(Records from a dataset)
_ _ _ _

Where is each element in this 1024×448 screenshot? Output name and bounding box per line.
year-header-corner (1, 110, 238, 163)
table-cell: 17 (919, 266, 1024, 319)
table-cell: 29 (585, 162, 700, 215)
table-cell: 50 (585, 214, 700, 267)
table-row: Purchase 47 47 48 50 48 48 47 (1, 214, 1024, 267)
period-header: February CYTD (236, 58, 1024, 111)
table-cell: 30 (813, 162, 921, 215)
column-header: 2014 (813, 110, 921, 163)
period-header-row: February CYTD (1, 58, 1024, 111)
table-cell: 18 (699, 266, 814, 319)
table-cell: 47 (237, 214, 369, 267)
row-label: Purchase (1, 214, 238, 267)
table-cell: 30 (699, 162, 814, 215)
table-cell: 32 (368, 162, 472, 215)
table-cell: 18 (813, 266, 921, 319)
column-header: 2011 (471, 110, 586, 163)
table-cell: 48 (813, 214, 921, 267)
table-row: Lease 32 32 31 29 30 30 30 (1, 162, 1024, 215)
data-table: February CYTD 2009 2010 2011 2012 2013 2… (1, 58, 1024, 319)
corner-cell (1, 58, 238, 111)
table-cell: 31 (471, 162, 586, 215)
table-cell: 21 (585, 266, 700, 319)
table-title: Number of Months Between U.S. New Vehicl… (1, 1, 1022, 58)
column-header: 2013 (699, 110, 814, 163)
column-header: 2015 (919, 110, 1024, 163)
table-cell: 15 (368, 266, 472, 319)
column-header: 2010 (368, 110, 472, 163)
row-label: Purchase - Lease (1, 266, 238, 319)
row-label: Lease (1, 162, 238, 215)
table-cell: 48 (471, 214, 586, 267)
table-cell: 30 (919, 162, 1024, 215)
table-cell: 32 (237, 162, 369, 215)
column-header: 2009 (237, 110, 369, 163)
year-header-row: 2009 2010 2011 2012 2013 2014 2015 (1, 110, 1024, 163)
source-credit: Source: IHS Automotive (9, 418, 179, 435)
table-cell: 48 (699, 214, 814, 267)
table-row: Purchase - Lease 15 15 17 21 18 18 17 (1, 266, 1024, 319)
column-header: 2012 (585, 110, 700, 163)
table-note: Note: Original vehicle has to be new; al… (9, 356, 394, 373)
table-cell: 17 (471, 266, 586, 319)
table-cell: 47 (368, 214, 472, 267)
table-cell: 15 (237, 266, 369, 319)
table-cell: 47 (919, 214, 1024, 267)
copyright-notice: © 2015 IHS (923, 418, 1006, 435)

_ _ _ _

## Objective
Copy the material word for word from its first line through the line containing "table-title: Number of", including both of those lines.

## Completed exercise
Where is each element in this 1024×448 screenshot? Output name and bounding box per line.
year-header-corner (1, 110, 238, 163)
table-cell: 17 (919, 266, 1024, 319)
table-cell: 29 (585, 162, 700, 215)
table-cell: 50 (585, 214, 700, 267)
table-row: Purchase 47 47 48 50 48 48 47 (1, 214, 1024, 267)
period-header: February CYTD (236, 58, 1024, 111)
table-cell: 30 (813, 162, 921, 215)
column-header: 2014 (813, 110, 921, 163)
period-header-row: February CYTD (1, 58, 1024, 111)
table-cell: 18 (699, 266, 814, 319)
table-cell: 47 (237, 214, 369, 267)
row-label: Purchase (1, 214, 238, 267)
table-cell: 30 (699, 162, 814, 215)
table-cell: 32 (368, 162, 472, 215)
table-cell: 18 (813, 266, 921, 319)
column-header: 2011 (471, 110, 586, 163)
table-cell: 48 (813, 214, 921, 267)
table-row: Lease 32 32 31 29 30 30 30 (1, 162, 1024, 215)
data-table: February CYTD 2009 2010 2011 2012 2013 2… (1, 58, 1024, 319)
corner-cell (1, 58, 238, 111)
table-cell: 31 (471, 162, 586, 215)
table-cell: 21 (585, 266, 700, 319)
table-title: Number of Months Between U.S. New Vehicl… (1, 1, 1022, 58)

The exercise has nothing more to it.